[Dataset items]

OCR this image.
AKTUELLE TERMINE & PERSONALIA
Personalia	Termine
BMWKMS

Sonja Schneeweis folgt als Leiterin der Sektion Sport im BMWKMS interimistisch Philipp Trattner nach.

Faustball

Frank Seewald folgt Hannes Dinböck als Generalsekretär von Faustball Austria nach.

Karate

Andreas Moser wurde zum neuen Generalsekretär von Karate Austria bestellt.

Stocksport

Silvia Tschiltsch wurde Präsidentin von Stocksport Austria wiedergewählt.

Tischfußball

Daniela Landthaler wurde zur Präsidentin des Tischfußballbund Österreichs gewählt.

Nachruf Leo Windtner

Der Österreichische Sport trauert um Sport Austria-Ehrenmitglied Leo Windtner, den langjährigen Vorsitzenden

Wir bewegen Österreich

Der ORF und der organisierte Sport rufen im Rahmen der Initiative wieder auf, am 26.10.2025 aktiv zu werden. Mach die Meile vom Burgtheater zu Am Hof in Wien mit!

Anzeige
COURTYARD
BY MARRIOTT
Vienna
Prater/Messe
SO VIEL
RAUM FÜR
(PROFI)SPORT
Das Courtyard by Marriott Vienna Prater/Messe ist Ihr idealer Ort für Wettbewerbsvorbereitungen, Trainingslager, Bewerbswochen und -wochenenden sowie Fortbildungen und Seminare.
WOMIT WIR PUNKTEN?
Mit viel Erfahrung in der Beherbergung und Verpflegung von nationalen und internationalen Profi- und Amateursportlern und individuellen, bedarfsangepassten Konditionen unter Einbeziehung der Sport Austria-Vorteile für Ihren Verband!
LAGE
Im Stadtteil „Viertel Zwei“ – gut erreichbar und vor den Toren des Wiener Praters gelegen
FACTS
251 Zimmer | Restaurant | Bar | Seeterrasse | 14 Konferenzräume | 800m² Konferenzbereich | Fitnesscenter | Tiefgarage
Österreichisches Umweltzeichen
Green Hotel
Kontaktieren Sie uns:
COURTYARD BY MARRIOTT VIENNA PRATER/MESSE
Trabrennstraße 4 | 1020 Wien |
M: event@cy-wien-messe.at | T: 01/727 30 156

> [DO THIS]: Check each line of the records above for the string "Karate", and report every line that has it.

> [EXERCISE RESULT]:
Karate
Andreas Moser wurde zum neuen Generalsekretär von Karate Austria bestellt.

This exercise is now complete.